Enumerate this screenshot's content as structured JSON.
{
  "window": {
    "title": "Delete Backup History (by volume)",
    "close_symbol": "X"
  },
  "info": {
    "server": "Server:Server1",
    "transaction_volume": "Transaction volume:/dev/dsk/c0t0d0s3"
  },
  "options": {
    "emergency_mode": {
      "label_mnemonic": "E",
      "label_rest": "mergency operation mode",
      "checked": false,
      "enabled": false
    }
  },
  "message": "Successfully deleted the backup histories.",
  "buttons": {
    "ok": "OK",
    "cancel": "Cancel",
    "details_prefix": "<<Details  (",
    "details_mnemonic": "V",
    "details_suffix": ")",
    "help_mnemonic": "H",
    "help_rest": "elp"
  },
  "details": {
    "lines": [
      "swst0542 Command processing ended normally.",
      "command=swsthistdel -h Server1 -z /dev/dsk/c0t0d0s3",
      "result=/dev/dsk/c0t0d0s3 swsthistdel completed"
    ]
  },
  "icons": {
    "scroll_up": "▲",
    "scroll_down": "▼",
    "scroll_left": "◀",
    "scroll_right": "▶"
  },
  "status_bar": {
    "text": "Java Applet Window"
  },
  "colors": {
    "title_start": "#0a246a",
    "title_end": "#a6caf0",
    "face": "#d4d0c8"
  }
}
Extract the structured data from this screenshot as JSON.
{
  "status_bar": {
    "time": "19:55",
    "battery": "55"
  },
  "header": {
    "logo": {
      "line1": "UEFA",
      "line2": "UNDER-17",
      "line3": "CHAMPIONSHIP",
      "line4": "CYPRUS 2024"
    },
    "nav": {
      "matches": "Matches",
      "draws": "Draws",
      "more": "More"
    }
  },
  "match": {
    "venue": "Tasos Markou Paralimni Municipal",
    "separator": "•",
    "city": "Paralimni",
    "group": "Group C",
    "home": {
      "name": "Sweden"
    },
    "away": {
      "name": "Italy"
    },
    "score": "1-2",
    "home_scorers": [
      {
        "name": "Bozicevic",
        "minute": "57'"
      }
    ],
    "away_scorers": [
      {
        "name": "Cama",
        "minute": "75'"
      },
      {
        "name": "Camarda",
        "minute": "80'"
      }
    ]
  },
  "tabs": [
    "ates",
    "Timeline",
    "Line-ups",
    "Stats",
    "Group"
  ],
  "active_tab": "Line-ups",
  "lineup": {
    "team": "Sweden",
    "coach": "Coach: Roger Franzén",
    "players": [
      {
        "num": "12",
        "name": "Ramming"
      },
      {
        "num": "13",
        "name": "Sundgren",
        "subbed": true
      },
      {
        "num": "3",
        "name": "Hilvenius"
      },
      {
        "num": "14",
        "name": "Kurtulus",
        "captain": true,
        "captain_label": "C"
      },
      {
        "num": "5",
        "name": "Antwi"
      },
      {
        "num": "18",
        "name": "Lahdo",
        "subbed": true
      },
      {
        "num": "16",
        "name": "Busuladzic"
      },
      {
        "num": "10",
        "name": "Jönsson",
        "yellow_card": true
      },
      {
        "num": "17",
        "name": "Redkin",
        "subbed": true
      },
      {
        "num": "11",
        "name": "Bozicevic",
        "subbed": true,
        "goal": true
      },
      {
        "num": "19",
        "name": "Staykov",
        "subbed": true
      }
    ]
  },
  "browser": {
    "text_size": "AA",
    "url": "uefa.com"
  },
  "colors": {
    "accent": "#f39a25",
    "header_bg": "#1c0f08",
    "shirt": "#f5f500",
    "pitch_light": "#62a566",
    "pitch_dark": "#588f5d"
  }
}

REQUIREMENT – Write down every line of the data exactly as it appears above.

TASK OUTPUT –
Enumerate this screenshot's content as structured JSON.
{
  "window": {
    "title": "Delete Backup History (by volume)",
    "close_symbol": "X"
  },
  "info": {
    "server": "Server:Server1",
    "transaction_volume": "Transaction volume:/dev/dsk/c0t0d0s3"
  },
  "options": {
    "emergency_mode": {
      "label_mnemonic": "E",
      "label_rest": "mergency operation mode",
      "checked": false,
      "enabled": false
    }
  },
  "message": "Successfully deleted the backup histories.",
  "buttons": {
    "ok": "OK",
    "cancel": "Cancel",
    "details_prefix": "<<Details  (",
    "details_mnemonic": "V",
    "details_suffix": ")",
    "help_mnemonic": "H",
    "help_rest": "elp"
  },
  "details": {
    "lines": [
      "swst0542 Command processing ended normally.",
      "command=swsthistdel -h Server1 -z /dev/dsk/c0t0d0s3",
      "result=/dev/dsk/c0t0d0s3 swsthistdel completed"
    ]
  },
  "icons": {
    "scroll_up": "▲",
    "scroll_down": "▼",
    "scroll_left": "◀",
    "scroll_right": "▶"
  },
  "status_bar": {
    "text": "Java Applet Window"
  },
  "colors": {
    "title_start": "#0a246a",
    "title_end": "#a6caf0",
    "face": "#d4d0c8"
  }
}
Extract the structured data from this screenshot as JSON.
{
  "status_bar": {
    "time": "19:55",
    "battery": "55"
  },
  "header": {
    "logo": {
      "line1": "UEFA",
      "line2": "UNDER-17",
      "line3": "CHAMPIONSHIP",
      "line4": "CYPRUS 2024"
    },
    "nav": {
      "matches": "Matches",
      "draws": "Draws",
      "more": "More"
    }
  },
  "match": {
    "venue": "Tasos Markou Paralimni Municipal",
    "separator": "•",
    "city": "Paralimni",
    "group": "Group C",
    "home": {
      "name": "Sweden"
    },
    "away": {
      "name": "Italy"
    },
    "score": "1-2",
    "home_scorers": [
      {
        "name": "Bozicevic",
        "minute": "57'"
      }
    ],
    "away_scorers": [
      {
        "name": "Cama",
        "minute": "75'"
      },
      {
        "name": "Camarda",
        "minute": "80'"
      }
    ]
  },
  "tabs": [
    "ates",
    "Timeline",
    "Line-ups",
    "Stats",
    "Group"
  ],
  "active_tab": "Line-ups",
  "lineup": {
    "team": "Sweden",
    "coach": "Coach: Roger Franzén",
    "players": [
      {
        "num": "12",
        "name": "Ramming"
      },
      {
        "num": "13",
        "name": "Sundgren",
        "subbed": true
      },
      {
        "num": "3",
        "name": "Hilvenius"
      },
      {
        "num": "14",
        "name": "Kurtulus",
        "captain": true,
        "captain_label": "C"
      },
      {
        "num": "5",
        "name": "Antwi"
      },
      {
        "num": "18",
        "name": "Lahdo",
        "subbed": true
      },
      {
        "num": "16",
        "name": "Busuladzic"
      },
      {
        "num": "10",
        "name": "Jönsson",
        "yellow_card": true
      },
      {
        "num": "17",
        "name": "Redkin",
        "subbed": true
      },
      {
        "num": "11",
        "name": "Bozicevic",
        "subbed": true,
        "goal": true
      },
      {
        "num": "19",
        "name": "Staykov",
        "subbed": true
      }
    ]
  },
  "browser": {
    "text_size": "AA",
    "url": "uefa.com"
  },
  "colors": {
    "accent": "#f39a25",
    "header_bg": "#1c0f08",
    "shirt": "#f5f500",
    "pitch_light": "#62a566",
    "pitch_dark": "#588f5d"
  }
}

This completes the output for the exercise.